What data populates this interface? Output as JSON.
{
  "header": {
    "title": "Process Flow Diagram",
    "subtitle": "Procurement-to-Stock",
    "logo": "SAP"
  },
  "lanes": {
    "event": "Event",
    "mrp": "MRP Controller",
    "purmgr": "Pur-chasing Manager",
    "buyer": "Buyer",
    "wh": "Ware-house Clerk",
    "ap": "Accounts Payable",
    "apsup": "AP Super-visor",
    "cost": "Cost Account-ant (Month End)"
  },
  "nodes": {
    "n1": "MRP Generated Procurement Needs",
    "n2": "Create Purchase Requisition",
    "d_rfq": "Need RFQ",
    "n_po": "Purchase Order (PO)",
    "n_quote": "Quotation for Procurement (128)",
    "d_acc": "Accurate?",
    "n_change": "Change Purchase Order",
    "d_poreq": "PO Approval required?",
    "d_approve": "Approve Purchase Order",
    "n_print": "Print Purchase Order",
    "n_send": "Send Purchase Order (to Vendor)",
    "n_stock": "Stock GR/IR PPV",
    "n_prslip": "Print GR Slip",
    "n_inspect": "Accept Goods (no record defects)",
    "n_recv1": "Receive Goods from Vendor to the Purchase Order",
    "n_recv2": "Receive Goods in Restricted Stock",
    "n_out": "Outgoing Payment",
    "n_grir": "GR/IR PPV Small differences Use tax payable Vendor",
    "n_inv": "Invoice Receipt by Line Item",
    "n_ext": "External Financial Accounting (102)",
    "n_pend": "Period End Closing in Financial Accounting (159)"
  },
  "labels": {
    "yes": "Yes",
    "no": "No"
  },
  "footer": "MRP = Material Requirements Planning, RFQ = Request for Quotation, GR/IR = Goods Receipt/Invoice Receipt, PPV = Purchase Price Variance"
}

▶ [Set exercise]:
List each line in the listing that contains the string "Print".

▶ [Answer to the exercise]:
    "n_print": "Print Purchase Order",
    "n_prslip": "Print GR Slip",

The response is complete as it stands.